== Seitentext
Der Vorsitzende des Ausländerbeirates, Jürgen Hanning, fragte nach den Ursachen für die Ablehnung von Fremden. An Ausländer würden strengere Maßstäbe beim Zusammenleben gelegt als an Deutsche. Reaktionen von Politikern und Medien trügen dazu bei, dass fremde Nachbarn schnell abgelehnt würden.

FDP-Ortsvereinsvorsitzender Peter Kollmeier sprach sich dafür aus, die unkontrollierte Einreise von Asylanten zu stoppen. Er betonte, dass die Mehrheit der Deutschen nicht ausländerfeindlich sei. Man müsse auch Verständnis für die deutschen Bürger haben, wenn Zugereiste sich nach kurzer Zeit Eigentum zulegten, was vielen Deutschen nicht möglich sei.

Reinhard Gerke von den Grünen machte das Versagen der älteren Generationen für das Auftreten jugendlicher Gewalt verantwortlich. Der Staat sei immer auf dem rechten Auge blind gewesen. Mit dem Asylgesetz habe man dem Druck der Straße nachgegeben. Stadtdirektor Eberhard Block fand, dass es in Horn-Bad Meinberg keine eklatanten Probleme gebe.
====
== Datenauszug
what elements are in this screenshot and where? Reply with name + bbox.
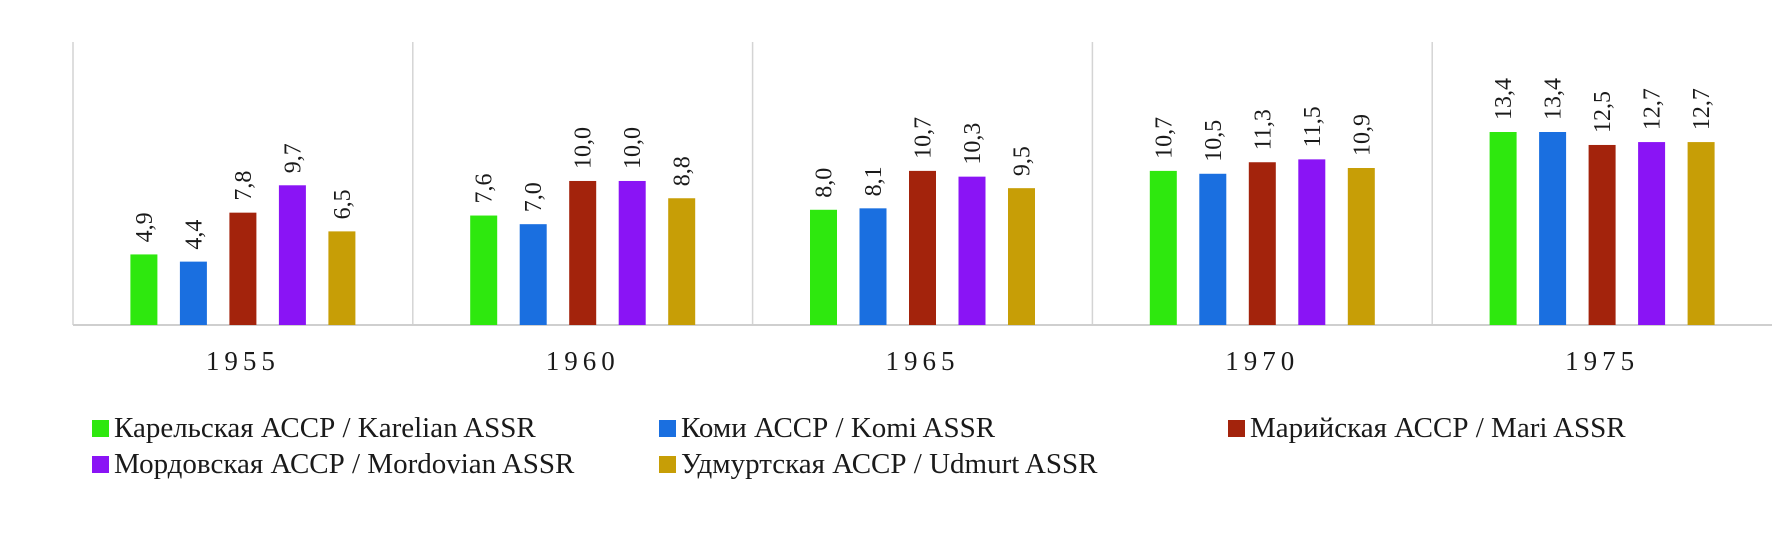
- data-label: 11,5: [1300, 106, 1326, 147]
- data-label: 4,4: [181, 220, 207, 250]
- data-label: 9,5: [1010, 146, 1036, 176]
- bar: [179, 261, 207, 325]
- bar: [618, 180, 646, 325]
- bar: [569, 180, 597, 325]
- legend-item-karelian: Карельская АССР / Karelian ASSR: [92, 410, 536, 446]
- bar: [519, 224, 547, 325]
- bar: [1539, 132, 1567, 325]
- legend-label-karelian: Карельская АССР / Karelian ASSR: [114, 412, 536, 444]
- x-tick-label: 1960: [546, 346, 620, 376]
- data-label: 8,8: [670, 156, 696, 186]
- data-label: 11,3: [1250, 109, 1276, 150]
- data-label: 10,5: [1201, 120, 1227, 162]
- data-label: 4,9: [132, 212, 158, 242]
- bar: [958, 176, 986, 325]
- bar: [1008, 188, 1035, 325]
- bar: [1298, 159, 1326, 325]
- x-tick-label: 1970: [1225, 346, 1299, 376]
- data-label: 10,7: [911, 117, 937, 159]
- data-label: 13,4: [1491, 78, 1517, 120]
- legend-item-mordovian: Мордовская АССР / Mordovian ASSR: [92, 446, 574, 482]
- legend-swatch-komi: [659, 419, 676, 437]
- bar: [1199, 173, 1227, 325]
- bar: [328, 231, 356, 325]
- legend-row-1: Карельская АССР / Karelian ASSR Коми АСС…: [92, 410, 1732, 446]
- x-tick-label: 1955: [206, 346, 280, 376]
- legend-swatch-karelian: [92, 419, 109, 437]
- data-label: 12,7: [1640, 88, 1666, 130]
- bar: [1687, 142, 1715, 325]
- legend-row-2: Мордовская АССР / Mordovian ASSR Удмуртс…: [92, 446, 1732, 482]
- bar: [1588, 144, 1616, 325]
- legend-swatch-mari: [1228, 419, 1245, 437]
- data-label: 10,0: [620, 127, 646, 169]
- bar: [668, 198, 696, 325]
- bar: [1149, 170, 1177, 325]
- data-label: 12,7: [1689, 88, 1715, 130]
- legend-label-mordovian: Мордовская АССР / Mordovian ASSR: [114, 448, 575, 480]
- legend-swatch-udmurt: [659, 455, 676, 473]
- bar: [1638, 142, 1666, 325]
- data-label: 6,5: [330, 189, 356, 219]
- bar: [470, 215, 498, 325]
- bar: [909, 170, 936, 325]
- data-label: 8,1: [861, 166, 887, 196]
- bar: [1248, 162, 1276, 325]
- data-label: 9,7: [280, 143, 306, 173]
- data-label: 13,4: [1541, 78, 1567, 120]
- data-label: 7,8: [231, 171, 257, 201]
- data-label: 10,0: [571, 127, 597, 169]
- data-label: 7,0: [521, 182, 547, 212]
- bar: [1347, 168, 1375, 325]
- legend-item-udmurt: Удмуртская АССР / Udmurt ASSR: [659, 446, 1097, 482]
- bar: [859, 208, 887, 325]
- legend-label-udmurt: Удмуртская АССР / Udmurt ASSR: [681, 448, 1098, 480]
- data-label: 10,7: [1151, 117, 1177, 159]
- bar: [130, 254, 158, 325]
- legend-item-mari: Марийская АССР / Mari ASSR: [1228, 410, 1626, 446]
- data-label: 8,0: [812, 168, 838, 198]
- bar: [810, 209, 837, 325]
- bar-chart: 4,9 4,4 7,8 9,7 6,5 1955 7,6 7,0 10,0 10,0 8,8 1960…: [72, 42, 1772, 376]
- data-label: 10,3: [960, 123, 986, 165]
- x-tick-label: 1975: [1565, 346, 1639, 376]
- legend-label-mari: Марийская АССР / Mari ASSR: [1250, 412, 1626, 444]
- x-tick-label: 1965: [886, 346, 960, 376]
- legend-label-komi: Коми АССР / Komi ASSR: [681, 412, 996, 444]
- data-label: 10,9: [1349, 114, 1375, 156]
- bar: [278, 185, 306, 325]
- data-label: 7,6: [472, 174, 498, 204]
- bar: [229, 212, 257, 325]
- data-label: 12,5: [1590, 91, 1616, 133]
- bar: [1489, 132, 1517, 325]
- legend-item-komi: Коми АССР / Komi ASSR: [659, 410, 995, 446]
- legend-swatch-mordovian: [92, 455, 109, 473]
====
### Zu lösende Aufgaben
(a) Beantworte anhand des Diskussionsberichts die folgenden Fragen:
(i) Welches Amt hat Jürgen Hanning inne?
(ii) Was will Peter Kollmeier stoppen?
(iii) Wie schätzt Eberhard Block die Lage in Horn-Bad Meinberg ein?
(b) Prüfe, ob die folgenden Aussagen mit dem Diskussionsbericht übereinstimmen. Antworte jeweils mit Ja oder Nein und belege die Antwort mit einem wörtlichen Zitat.
(i) Reinhard Gerke gehört der FDP an.
(ii) Nach Kollmeier ist die Mehrheit der Deutschen nicht ausländerfeindlich.
(iii) Gerke gibt der jüngeren Generation die Schuld an jugendlicher Gewalt.
(c) Schreibe den Diskussionsbericht im Anschluss an seinen letzten Satz weiter.

### Gelöste Aufgaben
(a)
(i) Er ist Vorsitzender des Ausländerbeirates.
(ii) Er will die unkontrollierte Einreise von Asylanten stoppen.
(iii) Er findet, dass es in Horn-Bad Meinberg keine eklatanten Probleme gibt.

(b)
(i) Nein: „Reinhard Gerke von den Grünen“
(ii) Ja: „dass die Mehrheit der Deutschen nicht ausländerfeindlich sei“
(iii) Nein: „machte das Versagen der älteren Generationen für das Auftreten jugendlicher Gewalt verantwortlich“

(c)
Zum Thema Sozialhilfe sagte ein junger türkischer Bürger, dass das Geld nicht verloren ginge, weil es im Kreislauf der Volkswirtschaft wieder zurückkäme. Ein inzwischen anerkannter Asylbewerber meinte, er hätte während seines Verfahren gern gearbeitet, aber nicht gedurft. Die Podiumsmitglieder vermuten, dass die Wanderungsbewegungen in Europa noch zunehmen werden.

Als Resümee zog Osterhage, dass private Initiativen unternommen werden und Patenschaften verstärkt werden sollten. Jeder einzelne müsse für ein gutes Klima in der Stadt sorgen. Nach dem offiziellen Teil der Veranstaltung wurde in vielen kleinen Gruppen mit Podiumsteilnehmern und Zuhörern weiterdiskutiert.